*Exercise goal:* Exactly as they appear, output all of the entries.

*Available data:*
= = = =

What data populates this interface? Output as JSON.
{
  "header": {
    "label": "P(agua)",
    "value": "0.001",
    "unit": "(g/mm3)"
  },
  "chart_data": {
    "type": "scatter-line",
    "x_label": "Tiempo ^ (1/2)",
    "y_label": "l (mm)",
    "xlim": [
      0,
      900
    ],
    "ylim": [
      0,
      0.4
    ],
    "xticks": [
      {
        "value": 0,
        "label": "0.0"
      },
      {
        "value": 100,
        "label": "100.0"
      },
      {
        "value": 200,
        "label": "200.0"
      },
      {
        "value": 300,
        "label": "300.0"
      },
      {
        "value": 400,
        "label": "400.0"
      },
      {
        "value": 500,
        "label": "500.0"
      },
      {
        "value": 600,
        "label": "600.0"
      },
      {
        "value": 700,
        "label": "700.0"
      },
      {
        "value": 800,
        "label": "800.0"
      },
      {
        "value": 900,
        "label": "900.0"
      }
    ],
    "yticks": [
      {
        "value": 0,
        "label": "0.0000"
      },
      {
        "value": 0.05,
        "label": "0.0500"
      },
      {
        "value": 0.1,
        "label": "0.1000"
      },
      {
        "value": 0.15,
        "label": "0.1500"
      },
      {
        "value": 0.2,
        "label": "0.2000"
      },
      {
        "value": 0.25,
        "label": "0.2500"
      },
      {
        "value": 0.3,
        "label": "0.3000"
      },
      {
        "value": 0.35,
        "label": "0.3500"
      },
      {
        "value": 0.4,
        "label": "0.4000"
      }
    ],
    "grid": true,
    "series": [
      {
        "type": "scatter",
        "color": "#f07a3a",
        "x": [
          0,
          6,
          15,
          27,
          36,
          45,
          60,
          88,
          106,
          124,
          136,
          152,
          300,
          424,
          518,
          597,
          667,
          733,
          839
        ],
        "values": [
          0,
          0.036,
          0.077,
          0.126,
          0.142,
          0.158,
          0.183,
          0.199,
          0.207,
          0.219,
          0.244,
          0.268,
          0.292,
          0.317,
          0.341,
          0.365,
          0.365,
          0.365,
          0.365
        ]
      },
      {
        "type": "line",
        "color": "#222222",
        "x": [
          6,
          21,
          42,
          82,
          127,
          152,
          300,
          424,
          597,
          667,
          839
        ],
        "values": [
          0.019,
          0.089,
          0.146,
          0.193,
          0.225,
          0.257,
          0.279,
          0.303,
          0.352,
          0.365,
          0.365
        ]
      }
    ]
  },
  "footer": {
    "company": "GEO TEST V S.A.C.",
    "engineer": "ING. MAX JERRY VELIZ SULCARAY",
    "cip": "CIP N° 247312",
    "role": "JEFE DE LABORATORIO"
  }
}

= = = =

*Solved problem:*
What data populates this interface? Output as JSON.
{
  "header": {
    "label": "P(agua)",
    "value": "0.001",
    "unit": "(g/mm3)"
  },
  "chart_data": {
    "type": "scatter-line",
    "x_label": "Tiempo ^ (1/2)",
    "y_label": "l (mm)",
    "xlim": [
      0,
      900
    ],
    "ylim": [
      0,
      0.4
    ],
    "xticks": [
      {
        "value": 0,
        "label": "0.0"
      },
      {
        "value": 100,
        "label": "100.0"
      },
      {
        "value": 200,
        "label": "200.0"
      },
      {
        "value": 300,
        "label": "300.0"
      },
      {
        "value": 400,
        "label": "400.0"
      },
      {
        "value": 500,
        "label": "500.0"
      },
      {
        "value": 600,
        "label": "600.0"
      },
      {
        "value": 700,
        "label": "700.0"
      },
      {
        "value": 800,
        "label": "800.0"
      },
      {
        "value": 900,
        "label": "900.0"
      }
    ],
    "yticks": [
      {
        "value": 0,
        "label": "0.0000"
      },
      {
        "value": 0.05,
        "label": "0.0500"
      },
      {
        "value": 0.1,
        "label": "0.1000"
      },
      {
        "value": 0.15,
        "label": "0.1500"
      },
      {
        "value": 0.2,
        "label": "0.2000"
      },
      {
        "value": 0.25,
        "label": "0.2500"
      },
      {
        "value": 0.3,
        "label": "0.3000"
      },
      {
        "value": 0.35,
        "label": "0.3500"
      },
      {
        "value": 0.4,
        "label": "0.4000"
      }
    ],
    "grid": true,
    "series": [
      {
        "type": "scatter",
        "color": "#f07a3a",
        "x": [
          0,
          6,
          15,
          27,
          36,
          45,
          60,
          88,
          106,
          124,
          136,
          152,
          300,
          424,
          518,
          597,
          667,
          733,
          839
        ],
        "values": [
          0,
          0.036,
          0.077,
          0.126,
          0.142,
          0.158,
          0.183,
          0.199,
          0.207,
          0.219,
          0.244,
          0.268,
          0.292,
          0.317,
          0.341,
          0.365,
          0.365,
          0.365,
          0.365
        ]
      },
      {
        "type": "line",
        "color": "#222222",
        "x": [
          6,
          21,
          42,
          82,
          127,
          152,
          300,
          424,
          597,
          667,
          839
        ],
        "values": [
          0.019,
          0.089,
          0.146,
          0.193,
          0.225,
          0.257,
          0.279,
          0.303,
          0.352,
          0.365,
          0.365
        ]
      }
    ]
  },
  "footer": {
    "company": "GEO TEST V S.A.C.",
    "engineer": "ING. MAX JERRY VELIZ SULCARAY",
    "cip": "CIP N° 247312",
    "role": "JEFE DE LABORATORIO"
  }
}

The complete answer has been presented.